## What this task involves
Say how many lines of the material below contain the word "into", with no other words.

(Stored items)
════

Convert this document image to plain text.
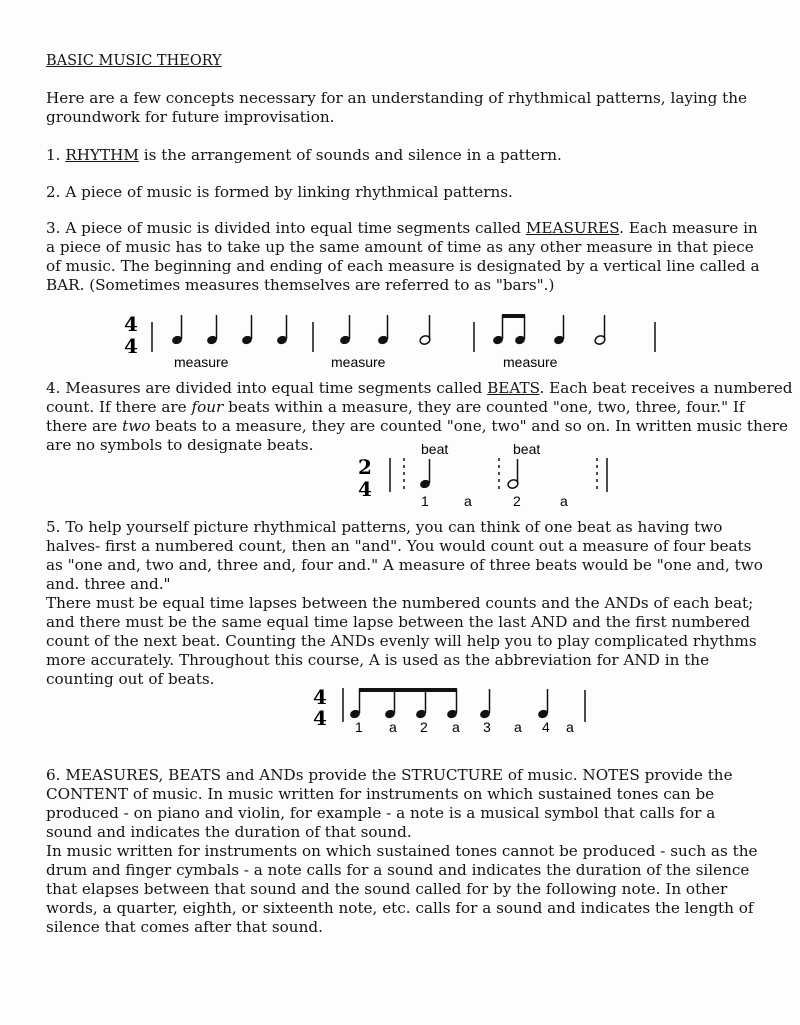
BASIC MUSIC THEORY
Here are a few concepts necessary for an understanding of rhythmical patterns, laying the
groundwork for future improvisation.
1. RHYTHM is the arrangement of sounds and silence in a pattern.
2. A piece of music is formed by linking rhythmical patterns.
3. A piece of music is divided into equal time segments called MEASURES. Each measure in
a piece of music has to take up the same amount of time as any other measure in that piece
of music. The beginning and ending of each measure is designated by a vertical line called a
BAR. (Sometimes measures themselves are referred to as "bars".)
4
4
measure	measure	measure
4. Measures are divided into equal time segments called BEATS. Each beat receives a numbered
count. If there are four beats within a measure, they are counted "one, two, three, four." If
there are two beats to a measure, they are counted "one, two" and so on. In written music there
are no symbols to designate beats.	beat	beat
2
4	1	a	2	a
5. To help yourself picture rhythmical patterns, you can think of one beat as having two
halves- first a numbered count, then an "and". You would count out a measure of four beats
as "one and, two and, three and, four and." A measure of three beats would be "one and, two
and. three and."
There must be equal time lapses between the numbered counts and the ANDs of each beat;
and there must be the same equal time lapse between the last AND and the first numbered
count of the next beat. Counting the ANDs evenly will help you to play complicated rhythms
more accurately. Throughout this course, A is used as the abbreviation for AND in the
counting out of beats.
4
4 1 a 2 a 3 a 4 a
6. MEASURES, BEATS and ANDs provide the STRUCTURE of music. NOTES provide the
CONTENT of music. In music written for instruments on which sustained tones can be
produced - on piano and violin, for example - a note is a musical symbol that calls for a
sound and indicates the duration of that sound.
In music written for instruments on which sustained tones cannot be produced - such as the
drum and finger cymbals - a note calls for a sound and indicates the duration of the silence
that elapses between that sound and the sound called for by the following note. In other
words, a quarter, eighth, or sixteenth note, etc. calls for a sound and indicates the length of
silence that comes after that sound.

════

## Answer to the task
2